◆ TASK BRIEF
Retype the listing that follows, exactly as written.

◆ EXERCISE DATA
<<<<
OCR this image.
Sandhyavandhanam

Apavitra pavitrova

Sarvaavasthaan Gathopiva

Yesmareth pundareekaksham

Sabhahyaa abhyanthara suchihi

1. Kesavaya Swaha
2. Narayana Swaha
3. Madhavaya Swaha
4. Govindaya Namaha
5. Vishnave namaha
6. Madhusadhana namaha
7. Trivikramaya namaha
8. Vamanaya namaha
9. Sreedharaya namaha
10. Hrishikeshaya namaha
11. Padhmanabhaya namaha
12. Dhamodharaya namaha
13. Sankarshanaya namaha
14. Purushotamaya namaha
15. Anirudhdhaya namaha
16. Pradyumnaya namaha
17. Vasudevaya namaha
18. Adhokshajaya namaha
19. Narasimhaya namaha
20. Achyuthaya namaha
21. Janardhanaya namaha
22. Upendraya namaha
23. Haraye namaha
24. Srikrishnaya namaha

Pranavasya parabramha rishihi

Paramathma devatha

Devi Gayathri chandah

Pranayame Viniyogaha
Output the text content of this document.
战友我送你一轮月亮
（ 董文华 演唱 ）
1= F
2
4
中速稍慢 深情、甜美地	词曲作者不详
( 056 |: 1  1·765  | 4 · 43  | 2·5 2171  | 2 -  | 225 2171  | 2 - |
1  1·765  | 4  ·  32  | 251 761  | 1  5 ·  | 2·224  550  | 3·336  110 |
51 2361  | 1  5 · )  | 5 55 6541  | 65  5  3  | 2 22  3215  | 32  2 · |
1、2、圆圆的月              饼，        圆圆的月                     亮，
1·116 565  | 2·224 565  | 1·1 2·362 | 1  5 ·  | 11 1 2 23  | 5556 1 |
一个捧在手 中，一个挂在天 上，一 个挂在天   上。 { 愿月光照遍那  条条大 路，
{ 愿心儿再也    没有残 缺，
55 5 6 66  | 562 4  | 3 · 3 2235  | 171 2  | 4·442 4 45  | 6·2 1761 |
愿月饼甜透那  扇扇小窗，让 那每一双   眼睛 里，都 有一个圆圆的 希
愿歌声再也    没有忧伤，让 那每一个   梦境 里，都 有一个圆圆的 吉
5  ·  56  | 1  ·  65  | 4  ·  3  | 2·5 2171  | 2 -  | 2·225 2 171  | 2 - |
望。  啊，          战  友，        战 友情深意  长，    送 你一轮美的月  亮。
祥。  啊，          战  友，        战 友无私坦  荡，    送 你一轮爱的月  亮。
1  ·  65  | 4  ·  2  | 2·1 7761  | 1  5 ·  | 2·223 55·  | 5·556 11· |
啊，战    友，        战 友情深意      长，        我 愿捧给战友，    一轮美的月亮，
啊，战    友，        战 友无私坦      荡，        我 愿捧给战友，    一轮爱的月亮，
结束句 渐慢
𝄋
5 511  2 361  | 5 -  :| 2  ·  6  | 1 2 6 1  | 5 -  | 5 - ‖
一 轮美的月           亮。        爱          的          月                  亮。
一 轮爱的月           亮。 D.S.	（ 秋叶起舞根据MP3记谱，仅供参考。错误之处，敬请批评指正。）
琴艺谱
>>>>
◆ FULL OUTPUT
OCR this image.
Sandhyavandhanam

Apavitra pavitrova

Sarvaavasthaan Gathopiva

Yesmareth pundareekaksham

Sabhahyaa abhyanthara suchihi

1. Kesavaya Swaha
2. Narayana Swaha
3. Madhavaya Swaha
4. Govindaya Namaha
5. Vishnave namaha
6. Madhusadhana namaha
7. Trivikramaya namaha
8. Vamanaya namaha
9. Sreedharaya namaha
10. Hrishikeshaya namaha
11. Padhmanabhaya namaha
12. Dhamodharaya namaha
13. Sankarshanaya namaha
14. Purushotamaya namaha
15. Anirudhdhaya namaha
16. Pradyumnaya namaha
17. Vasudevaya namaha
18. Adhokshajaya namaha
19. Narasimhaya namaha
20. Achyuthaya namaha
21. Janardhanaya namaha
22. Upendraya namaha
23. Haraye namaha
24. Srikrishnaya namaha

Pranavasya parabramha rishihi

Paramathma devatha

Devi Gayathri chandah

Pranayame Viniyogaha
Output the text content of this document.
战友我送你一轮月亮
（ 董文华 演唱 ）
1= F
2
4
中速稍慢 深情、甜美地	词曲作者不详
( 056 |: 1  1·765  | 4 · 43  | 2·5 2171  | 2 -  | 225 2171  | 2 - |
1  1·765  | 4  ·  32  | 251 761  | 1  5 ·  | 2·224  550  | 3·336  110 |
51 2361  | 1  5 · )  | 5 55 6541  | 65  5  3  | 2 22  3215  | 32  2 · |
1、2、圆圆的月              饼，        圆圆的月                     亮，
1·116 565  | 2·224 565  | 1·1 2·362 | 1  5 ·  | 11 1 2 23  | 5556 1 |
一个捧在手 中，一个挂在天 上，一 个挂在天   上。 { 愿月光照遍那  条条大 路，
{ 愿心儿再也    没有残 缺，
55 5 6 66  | 562 4  | 3 · 3 2235  | 171 2  | 4·442 4 45  | 6·2 1761 |
愿月饼甜透那  扇扇小窗，让 那每一双   眼睛 里，都 有一个圆圆的 希
愿歌声再也    没有忧伤，让 那每一个   梦境 里，都 有一个圆圆的 吉
5  ·  56  | 1  ·  65  | 4  ·  3  | 2·5 2171  | 2 -  | 2·225 2 171  | 2 - |
望。  啊，          战  友，        战 友情深意  长，    送 你一轮美的月  亮。
祥。  啊，          战  友，        战 友无私坦  荡，    送 你一轮爱的月  亮。
1  ·  65  | 4  ·  2  | 2·1 7761  | 1  5 ·  | 2·223 55·  | 5·556 11· |
啊，战    友，        战 友情深意      长，        我 愿捧给战友，    一轮美的月亮，
啊，战    友，        战 友无私坦      荡，        我 愿捧给战友，    一轮爱的月亮，
结束句 渐慢
𝄋
5 511  2 361  | 5 -  :| 2  ·  6  | 1 2 6 1  | 5 -  | 5 - ‖
一 轮美的月           亮。        爱          的          月                  亮。
一 轮爱的月           亮。 D.S.	（ 秋叶起舞根据MP3记谱，仅供参考。错误之处，敬请批评指正。）
琴艺谱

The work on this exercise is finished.